→ **The problem**
Rewrite the entries below, replacing every occurrence of "Go to battlefield" with "Open battlefield" and leaving all other text unchanged.
──────────
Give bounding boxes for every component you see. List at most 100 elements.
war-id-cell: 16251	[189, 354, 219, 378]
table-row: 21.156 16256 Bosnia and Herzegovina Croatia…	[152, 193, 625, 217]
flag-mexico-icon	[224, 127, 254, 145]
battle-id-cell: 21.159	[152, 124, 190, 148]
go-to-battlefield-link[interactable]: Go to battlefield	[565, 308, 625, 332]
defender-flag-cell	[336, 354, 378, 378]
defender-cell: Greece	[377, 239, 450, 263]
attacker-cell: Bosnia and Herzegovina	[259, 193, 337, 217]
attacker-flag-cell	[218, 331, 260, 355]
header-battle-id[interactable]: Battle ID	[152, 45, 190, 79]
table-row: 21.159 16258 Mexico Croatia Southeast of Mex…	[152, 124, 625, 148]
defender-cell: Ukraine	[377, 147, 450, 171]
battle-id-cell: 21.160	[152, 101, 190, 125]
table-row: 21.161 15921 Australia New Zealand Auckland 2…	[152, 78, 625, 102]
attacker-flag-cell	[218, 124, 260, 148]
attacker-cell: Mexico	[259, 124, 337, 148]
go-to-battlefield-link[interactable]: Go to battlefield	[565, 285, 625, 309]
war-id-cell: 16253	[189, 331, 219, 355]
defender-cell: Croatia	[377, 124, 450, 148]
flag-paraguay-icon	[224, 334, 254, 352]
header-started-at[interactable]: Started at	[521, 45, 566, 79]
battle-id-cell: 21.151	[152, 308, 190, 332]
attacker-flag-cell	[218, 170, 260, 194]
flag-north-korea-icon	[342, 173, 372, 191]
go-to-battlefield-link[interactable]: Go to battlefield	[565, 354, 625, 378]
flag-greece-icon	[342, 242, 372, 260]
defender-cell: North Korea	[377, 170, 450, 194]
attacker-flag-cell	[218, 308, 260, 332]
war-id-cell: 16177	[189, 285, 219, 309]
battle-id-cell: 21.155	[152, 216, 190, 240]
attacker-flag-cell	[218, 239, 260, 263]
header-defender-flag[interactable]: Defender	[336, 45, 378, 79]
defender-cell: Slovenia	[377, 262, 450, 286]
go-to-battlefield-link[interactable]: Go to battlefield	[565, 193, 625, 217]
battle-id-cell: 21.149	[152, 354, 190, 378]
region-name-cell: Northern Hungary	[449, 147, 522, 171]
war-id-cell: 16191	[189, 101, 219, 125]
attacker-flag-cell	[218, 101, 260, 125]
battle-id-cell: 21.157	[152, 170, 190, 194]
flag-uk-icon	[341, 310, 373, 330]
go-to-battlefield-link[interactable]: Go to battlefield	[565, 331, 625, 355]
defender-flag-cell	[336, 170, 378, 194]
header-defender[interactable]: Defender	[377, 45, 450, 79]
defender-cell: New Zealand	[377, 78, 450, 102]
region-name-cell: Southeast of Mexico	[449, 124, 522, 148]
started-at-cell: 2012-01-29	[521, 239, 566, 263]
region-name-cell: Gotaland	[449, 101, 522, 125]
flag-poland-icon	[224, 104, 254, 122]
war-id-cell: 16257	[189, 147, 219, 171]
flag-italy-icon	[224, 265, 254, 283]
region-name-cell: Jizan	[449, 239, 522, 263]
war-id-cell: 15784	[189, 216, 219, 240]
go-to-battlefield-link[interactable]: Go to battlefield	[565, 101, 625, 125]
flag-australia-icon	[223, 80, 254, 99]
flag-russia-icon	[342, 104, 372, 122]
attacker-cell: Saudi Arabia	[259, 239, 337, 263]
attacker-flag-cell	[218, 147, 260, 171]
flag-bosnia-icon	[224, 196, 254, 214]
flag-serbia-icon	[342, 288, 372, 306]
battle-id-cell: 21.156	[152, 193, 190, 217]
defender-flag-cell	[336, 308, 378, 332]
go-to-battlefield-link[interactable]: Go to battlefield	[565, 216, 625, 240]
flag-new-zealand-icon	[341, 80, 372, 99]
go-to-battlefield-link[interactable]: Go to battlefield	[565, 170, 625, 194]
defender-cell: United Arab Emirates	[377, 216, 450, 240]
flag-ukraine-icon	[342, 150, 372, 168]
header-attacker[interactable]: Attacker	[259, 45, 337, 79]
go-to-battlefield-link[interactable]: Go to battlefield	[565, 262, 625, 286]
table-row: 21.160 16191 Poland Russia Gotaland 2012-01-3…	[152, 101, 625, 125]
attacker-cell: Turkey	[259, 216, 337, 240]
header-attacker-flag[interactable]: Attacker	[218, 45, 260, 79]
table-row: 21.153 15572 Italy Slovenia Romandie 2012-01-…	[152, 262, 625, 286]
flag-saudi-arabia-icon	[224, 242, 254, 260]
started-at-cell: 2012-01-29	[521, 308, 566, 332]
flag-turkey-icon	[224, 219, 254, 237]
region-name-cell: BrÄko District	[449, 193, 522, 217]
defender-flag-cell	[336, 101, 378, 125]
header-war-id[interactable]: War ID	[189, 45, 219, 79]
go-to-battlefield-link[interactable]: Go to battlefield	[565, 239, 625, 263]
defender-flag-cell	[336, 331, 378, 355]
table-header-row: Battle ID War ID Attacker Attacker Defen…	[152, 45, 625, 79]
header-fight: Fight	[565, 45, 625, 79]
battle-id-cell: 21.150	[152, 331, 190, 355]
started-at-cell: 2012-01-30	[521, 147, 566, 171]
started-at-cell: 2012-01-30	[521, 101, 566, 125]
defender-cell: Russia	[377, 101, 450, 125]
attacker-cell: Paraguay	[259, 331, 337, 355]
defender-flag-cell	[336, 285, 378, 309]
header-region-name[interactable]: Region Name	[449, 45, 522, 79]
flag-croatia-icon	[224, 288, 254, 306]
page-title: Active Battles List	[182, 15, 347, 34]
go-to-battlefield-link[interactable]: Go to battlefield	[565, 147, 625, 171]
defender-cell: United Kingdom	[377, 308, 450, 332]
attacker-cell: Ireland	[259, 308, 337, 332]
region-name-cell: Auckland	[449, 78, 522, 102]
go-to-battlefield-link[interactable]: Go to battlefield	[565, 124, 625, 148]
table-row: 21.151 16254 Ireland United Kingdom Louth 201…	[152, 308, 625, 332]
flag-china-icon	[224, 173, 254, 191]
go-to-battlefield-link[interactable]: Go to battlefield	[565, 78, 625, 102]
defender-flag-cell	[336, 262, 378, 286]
──────────
→ **Result**
Give bounding boxes for every component you see. List at most 100 elements.
war-id-cell: 16251	[189, 354, 219, 378]
table-row: 21.156 16256 Bosnia and Herzegovina Croatia…	[152, 193, 625, 217]
flag-mexico-icon	[224, 127, 254, 145]
battle-id-cell: 21.159	[152, 124, 190, 148]
go-to-battlefield-link[interactable]: Open battlefield	[565, 308, 625, 332]
defender-flag-cell	[336, 354, 378, 378]
defender-cell: Greece	[377, 239, 450, 263]
attacker-cell: Bosnia and Herzegovina	[259, 193, 337, 217]
attacker-flag-cell	[218, 331, 260, 355]
header-battle-id[interactable]: Battle ID	[152, 45, 190, 79]
table-row: 21.159 16258 Mexico Croatia Southeast of Mex…	[152, 124, 625, 148]
defender-cell: Ukraine	[377, 147, 450, 171]
battle-id-cell: 21.160	[152, 101, 190, 125]
table-row: 21.161 15921 Australia New Zealand Auckland 2…	[152, 78, 625, 102]
attacker-flag-cell	[218, 124, 260, 148]
attacker-cell: Mexico	[259, 124, 337, 148]
go-to-battlefield-link[interactable]: Open battlefield	[565, 285, 625, 309]
war-id-cell: 16253	[189, 331, 219, 355]
defender-cell: Croatia	[377, 124, 450, 148]
flag-paraguay-icon	[224, 334, 254, 352]
header-started-at[interactable]: Started at	[521, 45, 566, 79]
battle-id-cell: 21.151	[152, 308, 190, 332]
attacker-flag-cell	[218, 170, 260, 194]
flag-north-korea-icon	[342, 173, 372, 191]
go-to-battlefield-link[interactable]: Open battlefield	[565, 354, 625, 378]
flag-greece-icon	[342, 242, 372, 260]
defender-cell: North Korea	[377, 170, 450, 194]
attacker-flag-cell	[218, 308, 260, 332]
war-id-cell: 16177	[189, 285, 219, 309]
battle-id-cell: 21.155	[152, 216, 190, 240]
attacker-flag-cell	[218, 239, 260, 263]
header-defender-flag[interactable]: Defender	[336, 45, 378, 79]
defender-cell: Slovenia	[377, 262, 450, 286]
go-to-battlefield-link[interactable]: Open battlefield	[565, 193, 625, 217]
battle-id-cell: 21.149	[152, 354, 190, 378]
region-name-cell: Northern Hungary	[449, 147, 522, 171]
war-id-cell: 16191	[189, 101, 219, 125]
attacker-flag-cell	[218, 101, 260, 125]
battle-id-cell: 21.157	[152, 170, 190, 194]
flag-uk-icon	[341, 310, 373, 330]
go-to-battlefield-link[interactable]: Open battlefield	[565, 331, 625, 355]
defender-flag-cell	[336, 170, 378, 194]
header-defender[interactable]: Defender	[377, 45, 450, 79]
defender-cell: New Zealand	[377, 78, 450, 102]
region-name-cell: Southeast of Mexico	[449, 124, 522, 148]
started-at-cell: 2012-01-29	[521, 239, 566, 263]
region-name-cell: Gotaland	[449, 101, 522, 125]
flag-poland-icon	[224, 104, 254, 122]
war-id-cell: 16257	[189, 147, 219, 171]
flag-italy-icon	[224, 265, 254, 283]
region-name-cell: Jizan	[449, 239, 522, 263]
war-id-cell: 15784	[189, 216, 219, 240]
go-to-battlefield-link[interactable]: Open battlefield	[565, 101, 625, 125]
flag-australia-icon	[223, 80, 254, 99]
flag-russia-icon	[342, 104, 372, 122]
attacker-cell: Saudi Arabia	[259, 239, 337, 263]
attacker-flag-cell	[218, 147, 260, 171]
flag-bosnia-icon	[224, 196, 254, 214]
flag-serbia-icon	[342, 288, 372, 306]
battle-id-cell: 21.156	[152, 193, 190, 217]
defender-flag-cell	[336, 308, 378, 332]
go-to-battlefield-link[interactable]: Open battlefield	[565, 216, 625, 240]
flag-new-zealand-icon	[341, 80, 372, 99]
go-to-battlefield-link[interactable]: Open battlefield	[565, 170, 625, 194]
defender-cell: United Arab Emirates	[377, 216, 450, 240]
flag-ukraine-icon	[342, 150, 372, 168]
header-attacker[interactable]: Attacker	[259, 45, 337, 79]
go-to-battlefield-link[interactable]: Open battlefield	[565, 262, 625, 286]
table-row: 21.160 16191 Poland Russia Gotaland 2012-01-3…	[152, 101, 625, 125]
attacker-cell: Turkey	[259, 216, 337, 240]
header-attacker-flag[interactable]: Attacker	[218, 45, 260, 79]
table-row: 21.153 15572 Italy Slovenia Romandie 2012-01-…	[152, 262, 625, 286]
flag-saudi-arabia-icon	[224, 242, 254, 260]
started-at-cell: 2012-01-29	[521, 308, 566, 332]
flag-turkey-icon	[224, 219, 254, 237]
region-name-cell: BrÄko District	[449, 193, 522, 217]
defender-flag-cell	[336, 101, 378, 125]
header-war-id[interactable]: War ID	[189, 45, 219, 79]
go-to-battlefield-link[interactable]: Open battlefield	[565, 239, 625, 263]
defender-flag-cell	[336, 331, 378, 355]
table-header-row: Battle ID War ID Attacker Attacker Defen…	[152, 45, 625, 79]
header-fight: Fight	[565, 45, 625, 79]
battle-id-cell: 21.150	[152, 331, 190, 355]
started-at-cell: 2012-01-30	[521, 147, 566, 171]
started-at-cell: 2012-01-30	[521, 101, 566, 125]
defender-cell: Russia	[377, 101, 450, 125]
attacker-cell: Paraguay	[259, 331, 337, 355]
defender-flag-cell	[336, 285, 378, 309]
header-region-name[interactable]: Region Name	[449, 45, 522, 79]
flag-croatia-icon	[224, 288, 254, 306]
page-title: Active Battles List	[182, 15, 347, 34]
go-to-battlefield-link[interactable]: Open battlefield	[565, 147, 625, 171]
defender-cell: United Kingdom	[377, 308, 450, 332]
attacker-cell: Ireland	[259, 308, 337, 332]
region-name-cell: Auckland	[449, 78, 522, 102]
go-to-battlefield-link[interactable]: Open battlefield	[565, 124, 625, 148]
table-row: 21.151 16254 Ireland United Kingdom Louth 201…	[152, 308, 625, 332]
flag-china-icon	[224, 173, 254, 191]
go-to-battlefield-link[interactable]: Open battlefield	[565, 78, 625, 102]
defender-flag-cell	[336, 262, 378, 286]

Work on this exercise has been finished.